**TO BE DONE:** Scan the records for the word "text". Copy each line that includes it.

**DATA SUPPLIED:**
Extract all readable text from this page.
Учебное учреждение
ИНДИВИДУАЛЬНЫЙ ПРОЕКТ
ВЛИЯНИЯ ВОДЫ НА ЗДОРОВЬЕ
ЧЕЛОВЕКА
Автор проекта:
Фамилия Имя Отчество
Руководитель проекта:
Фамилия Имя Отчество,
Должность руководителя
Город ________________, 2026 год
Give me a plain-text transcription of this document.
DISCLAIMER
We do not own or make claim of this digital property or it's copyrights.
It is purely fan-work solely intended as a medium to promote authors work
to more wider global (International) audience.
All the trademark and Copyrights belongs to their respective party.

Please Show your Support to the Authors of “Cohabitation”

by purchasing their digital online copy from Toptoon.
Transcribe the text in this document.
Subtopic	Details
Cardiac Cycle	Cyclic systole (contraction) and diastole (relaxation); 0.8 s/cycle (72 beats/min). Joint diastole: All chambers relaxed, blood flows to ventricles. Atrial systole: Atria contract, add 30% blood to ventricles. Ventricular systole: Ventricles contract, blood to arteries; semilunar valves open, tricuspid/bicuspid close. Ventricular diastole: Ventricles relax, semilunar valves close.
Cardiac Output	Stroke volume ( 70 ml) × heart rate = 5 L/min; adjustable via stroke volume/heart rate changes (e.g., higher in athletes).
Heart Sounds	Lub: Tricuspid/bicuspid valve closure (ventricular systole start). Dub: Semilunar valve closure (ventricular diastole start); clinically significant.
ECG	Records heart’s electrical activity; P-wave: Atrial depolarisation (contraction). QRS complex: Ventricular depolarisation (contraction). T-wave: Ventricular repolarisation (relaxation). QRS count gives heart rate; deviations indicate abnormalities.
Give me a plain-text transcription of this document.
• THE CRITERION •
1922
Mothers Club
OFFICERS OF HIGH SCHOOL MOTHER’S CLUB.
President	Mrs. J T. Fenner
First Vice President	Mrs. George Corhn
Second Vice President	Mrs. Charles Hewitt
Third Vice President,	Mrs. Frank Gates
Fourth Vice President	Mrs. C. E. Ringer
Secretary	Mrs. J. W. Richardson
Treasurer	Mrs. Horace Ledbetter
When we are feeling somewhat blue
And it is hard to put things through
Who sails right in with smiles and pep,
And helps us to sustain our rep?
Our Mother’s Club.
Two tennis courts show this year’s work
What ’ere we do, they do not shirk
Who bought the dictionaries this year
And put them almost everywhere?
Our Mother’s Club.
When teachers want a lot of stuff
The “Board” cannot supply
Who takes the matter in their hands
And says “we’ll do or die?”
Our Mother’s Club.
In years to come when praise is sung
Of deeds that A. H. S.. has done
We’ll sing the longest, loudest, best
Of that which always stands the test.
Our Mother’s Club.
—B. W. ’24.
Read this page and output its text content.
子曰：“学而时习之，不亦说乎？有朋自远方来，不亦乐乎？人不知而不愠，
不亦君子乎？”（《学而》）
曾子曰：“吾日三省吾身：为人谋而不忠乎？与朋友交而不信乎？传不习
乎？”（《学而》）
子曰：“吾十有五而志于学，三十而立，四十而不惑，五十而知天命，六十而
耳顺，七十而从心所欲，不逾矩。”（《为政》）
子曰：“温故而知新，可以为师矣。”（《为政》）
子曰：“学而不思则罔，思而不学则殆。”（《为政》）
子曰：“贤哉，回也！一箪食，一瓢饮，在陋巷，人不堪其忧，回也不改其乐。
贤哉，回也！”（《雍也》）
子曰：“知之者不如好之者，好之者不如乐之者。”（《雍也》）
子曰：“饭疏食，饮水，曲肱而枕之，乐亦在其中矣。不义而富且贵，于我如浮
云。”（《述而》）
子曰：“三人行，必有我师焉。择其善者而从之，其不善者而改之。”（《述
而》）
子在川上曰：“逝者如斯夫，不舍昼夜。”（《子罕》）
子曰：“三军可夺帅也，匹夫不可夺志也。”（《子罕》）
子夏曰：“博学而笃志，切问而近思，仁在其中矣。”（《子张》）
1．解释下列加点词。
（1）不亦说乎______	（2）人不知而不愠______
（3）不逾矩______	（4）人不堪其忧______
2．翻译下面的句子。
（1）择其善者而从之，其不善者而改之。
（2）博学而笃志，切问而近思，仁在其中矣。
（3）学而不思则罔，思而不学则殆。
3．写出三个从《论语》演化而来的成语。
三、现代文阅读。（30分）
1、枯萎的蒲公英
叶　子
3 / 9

**WORKED ANSWER:**
Extract all readable text from this page.
Give me a plain-text transcription of this document.
Transcribe the text in this document.
Give me a plain-text transcription of this document.
Read this page and output its text content.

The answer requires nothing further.